(WHAT YOU HAVE TO DO):
Gather each line of the records where "this" appears.
• • • • • • •
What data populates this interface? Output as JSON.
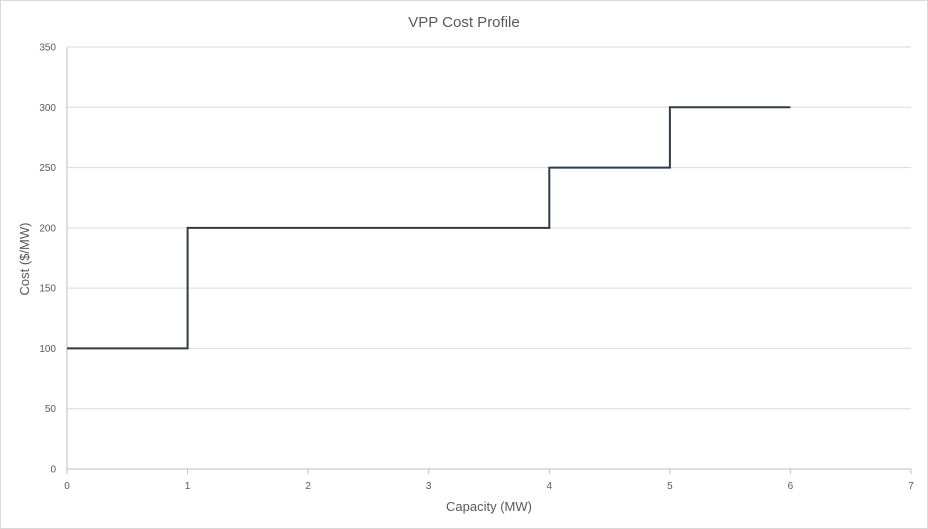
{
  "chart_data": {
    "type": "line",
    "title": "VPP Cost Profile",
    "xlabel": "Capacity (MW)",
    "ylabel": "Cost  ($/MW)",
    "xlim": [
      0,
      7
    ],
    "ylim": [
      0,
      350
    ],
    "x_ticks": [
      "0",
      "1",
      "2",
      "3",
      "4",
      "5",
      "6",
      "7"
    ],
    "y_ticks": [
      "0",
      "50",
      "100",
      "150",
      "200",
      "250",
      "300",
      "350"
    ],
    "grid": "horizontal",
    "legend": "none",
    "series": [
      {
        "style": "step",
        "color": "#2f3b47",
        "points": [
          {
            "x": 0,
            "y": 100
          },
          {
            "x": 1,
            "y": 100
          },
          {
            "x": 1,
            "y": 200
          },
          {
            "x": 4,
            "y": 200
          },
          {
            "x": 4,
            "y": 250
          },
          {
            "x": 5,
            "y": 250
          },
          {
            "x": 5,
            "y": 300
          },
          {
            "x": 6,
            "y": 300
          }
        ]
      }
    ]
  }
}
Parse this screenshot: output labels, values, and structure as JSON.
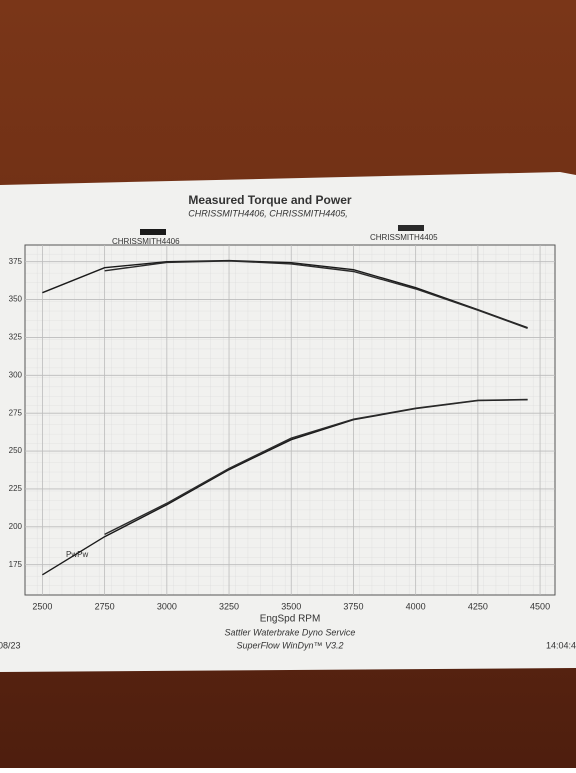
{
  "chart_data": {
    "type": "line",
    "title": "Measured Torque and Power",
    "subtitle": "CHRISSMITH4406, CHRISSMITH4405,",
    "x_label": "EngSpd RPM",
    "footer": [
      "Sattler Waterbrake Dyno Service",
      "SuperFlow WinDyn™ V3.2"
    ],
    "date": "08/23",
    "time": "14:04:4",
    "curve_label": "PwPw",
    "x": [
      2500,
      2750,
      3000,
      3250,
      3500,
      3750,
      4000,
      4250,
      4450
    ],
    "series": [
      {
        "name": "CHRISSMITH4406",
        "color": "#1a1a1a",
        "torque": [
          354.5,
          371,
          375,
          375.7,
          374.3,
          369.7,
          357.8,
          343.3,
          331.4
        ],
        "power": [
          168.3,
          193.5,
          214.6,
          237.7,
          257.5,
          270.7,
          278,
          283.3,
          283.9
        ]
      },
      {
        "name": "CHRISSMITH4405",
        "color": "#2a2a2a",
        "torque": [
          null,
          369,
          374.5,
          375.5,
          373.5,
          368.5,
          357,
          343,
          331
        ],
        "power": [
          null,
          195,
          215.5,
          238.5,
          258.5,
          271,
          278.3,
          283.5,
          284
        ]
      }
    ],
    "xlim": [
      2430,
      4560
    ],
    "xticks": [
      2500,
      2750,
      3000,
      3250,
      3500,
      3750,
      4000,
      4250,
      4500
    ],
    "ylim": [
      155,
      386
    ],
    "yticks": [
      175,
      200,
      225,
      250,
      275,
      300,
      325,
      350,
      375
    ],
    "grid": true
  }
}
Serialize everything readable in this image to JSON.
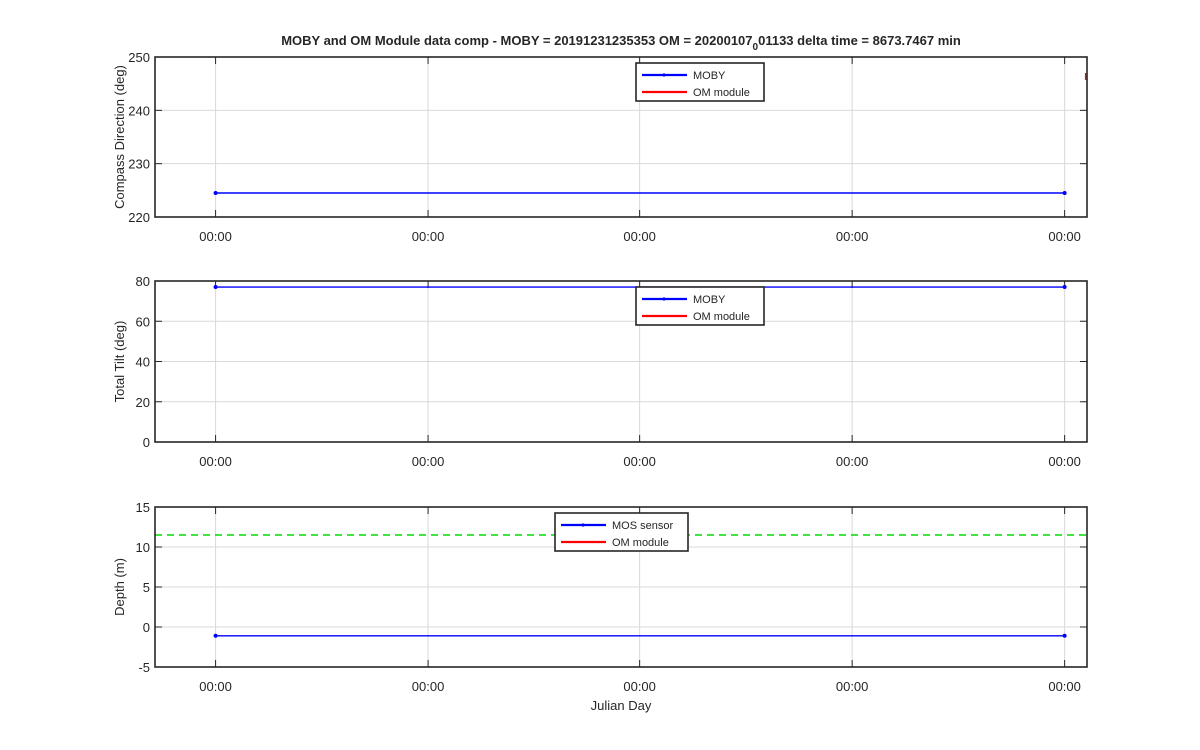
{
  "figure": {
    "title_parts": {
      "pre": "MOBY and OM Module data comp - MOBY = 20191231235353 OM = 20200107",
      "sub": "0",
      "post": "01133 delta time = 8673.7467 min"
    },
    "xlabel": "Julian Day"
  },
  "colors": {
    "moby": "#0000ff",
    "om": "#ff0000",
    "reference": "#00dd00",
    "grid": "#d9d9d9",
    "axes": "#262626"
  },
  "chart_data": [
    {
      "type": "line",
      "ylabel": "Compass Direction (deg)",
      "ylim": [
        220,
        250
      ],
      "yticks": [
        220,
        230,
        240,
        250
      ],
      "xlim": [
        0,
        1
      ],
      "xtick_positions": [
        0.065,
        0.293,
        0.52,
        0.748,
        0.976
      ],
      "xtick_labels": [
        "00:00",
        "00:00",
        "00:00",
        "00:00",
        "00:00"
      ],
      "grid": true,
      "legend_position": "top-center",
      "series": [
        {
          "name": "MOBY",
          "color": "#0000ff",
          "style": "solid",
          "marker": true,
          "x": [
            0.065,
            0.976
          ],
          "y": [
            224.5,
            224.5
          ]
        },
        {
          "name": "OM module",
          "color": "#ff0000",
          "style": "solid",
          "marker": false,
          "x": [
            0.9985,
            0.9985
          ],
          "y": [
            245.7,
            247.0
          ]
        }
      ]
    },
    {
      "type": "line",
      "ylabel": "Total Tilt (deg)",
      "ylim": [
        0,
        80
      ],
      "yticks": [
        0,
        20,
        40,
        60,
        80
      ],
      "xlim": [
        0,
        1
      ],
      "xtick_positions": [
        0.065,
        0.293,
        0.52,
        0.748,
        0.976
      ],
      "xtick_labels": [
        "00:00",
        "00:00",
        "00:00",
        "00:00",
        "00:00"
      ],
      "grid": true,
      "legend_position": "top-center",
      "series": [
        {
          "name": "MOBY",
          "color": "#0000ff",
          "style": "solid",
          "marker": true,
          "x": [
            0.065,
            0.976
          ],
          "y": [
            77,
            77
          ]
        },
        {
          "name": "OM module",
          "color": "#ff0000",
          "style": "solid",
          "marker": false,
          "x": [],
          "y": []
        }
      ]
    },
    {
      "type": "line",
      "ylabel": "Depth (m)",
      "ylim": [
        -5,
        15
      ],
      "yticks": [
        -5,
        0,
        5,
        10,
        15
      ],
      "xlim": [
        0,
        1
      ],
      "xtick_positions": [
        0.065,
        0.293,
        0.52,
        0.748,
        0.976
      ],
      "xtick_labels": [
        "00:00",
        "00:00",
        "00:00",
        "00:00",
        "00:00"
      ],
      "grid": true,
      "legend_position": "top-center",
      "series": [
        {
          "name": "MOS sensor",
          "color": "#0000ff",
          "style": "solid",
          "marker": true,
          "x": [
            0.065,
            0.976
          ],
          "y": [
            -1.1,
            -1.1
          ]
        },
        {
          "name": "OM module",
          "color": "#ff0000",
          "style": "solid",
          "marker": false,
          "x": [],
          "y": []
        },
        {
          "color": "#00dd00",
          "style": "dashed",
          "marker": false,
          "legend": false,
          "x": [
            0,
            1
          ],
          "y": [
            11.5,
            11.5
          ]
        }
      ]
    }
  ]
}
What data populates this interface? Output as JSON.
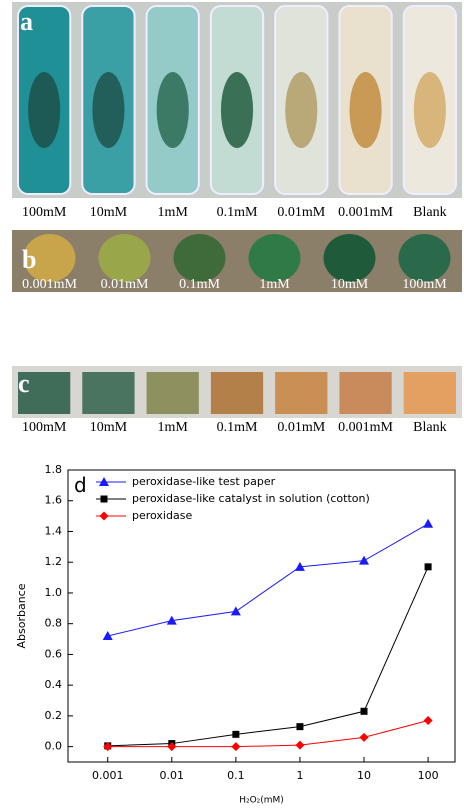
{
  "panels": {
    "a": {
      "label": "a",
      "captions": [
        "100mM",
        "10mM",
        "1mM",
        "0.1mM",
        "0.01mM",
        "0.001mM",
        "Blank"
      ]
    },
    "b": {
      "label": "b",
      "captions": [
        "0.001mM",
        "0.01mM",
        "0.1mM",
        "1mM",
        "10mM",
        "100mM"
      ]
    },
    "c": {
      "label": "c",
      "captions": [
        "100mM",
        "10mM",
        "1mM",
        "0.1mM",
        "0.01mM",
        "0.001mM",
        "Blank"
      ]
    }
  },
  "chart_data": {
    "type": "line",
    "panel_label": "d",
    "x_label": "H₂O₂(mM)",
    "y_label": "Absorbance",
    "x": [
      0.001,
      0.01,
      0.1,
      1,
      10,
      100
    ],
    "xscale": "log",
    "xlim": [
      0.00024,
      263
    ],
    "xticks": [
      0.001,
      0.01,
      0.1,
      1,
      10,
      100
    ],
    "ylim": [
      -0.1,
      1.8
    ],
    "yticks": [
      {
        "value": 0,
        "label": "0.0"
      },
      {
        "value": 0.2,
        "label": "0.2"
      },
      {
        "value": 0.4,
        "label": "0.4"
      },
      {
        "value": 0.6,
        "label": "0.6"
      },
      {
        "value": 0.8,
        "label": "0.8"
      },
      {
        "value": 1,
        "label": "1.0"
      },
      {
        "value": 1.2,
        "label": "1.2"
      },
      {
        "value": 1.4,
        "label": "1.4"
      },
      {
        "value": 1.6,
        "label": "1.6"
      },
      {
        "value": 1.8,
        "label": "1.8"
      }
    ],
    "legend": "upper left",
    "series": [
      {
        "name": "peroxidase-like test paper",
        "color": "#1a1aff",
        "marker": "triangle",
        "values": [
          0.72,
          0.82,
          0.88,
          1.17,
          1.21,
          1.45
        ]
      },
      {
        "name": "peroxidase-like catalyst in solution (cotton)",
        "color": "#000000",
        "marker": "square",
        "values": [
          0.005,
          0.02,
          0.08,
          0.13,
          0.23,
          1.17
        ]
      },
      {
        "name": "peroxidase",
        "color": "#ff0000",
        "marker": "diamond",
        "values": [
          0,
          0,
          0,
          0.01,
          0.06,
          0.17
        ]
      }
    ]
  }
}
• • • • • • •
(TASK OUTPUT):
What data populates this interface? Output as JSON.
Parse this screenshot: output labels, values, and structure as JSON.
Serialize everything readable in this image to JSON.
What data populates this interface? Output as JSON.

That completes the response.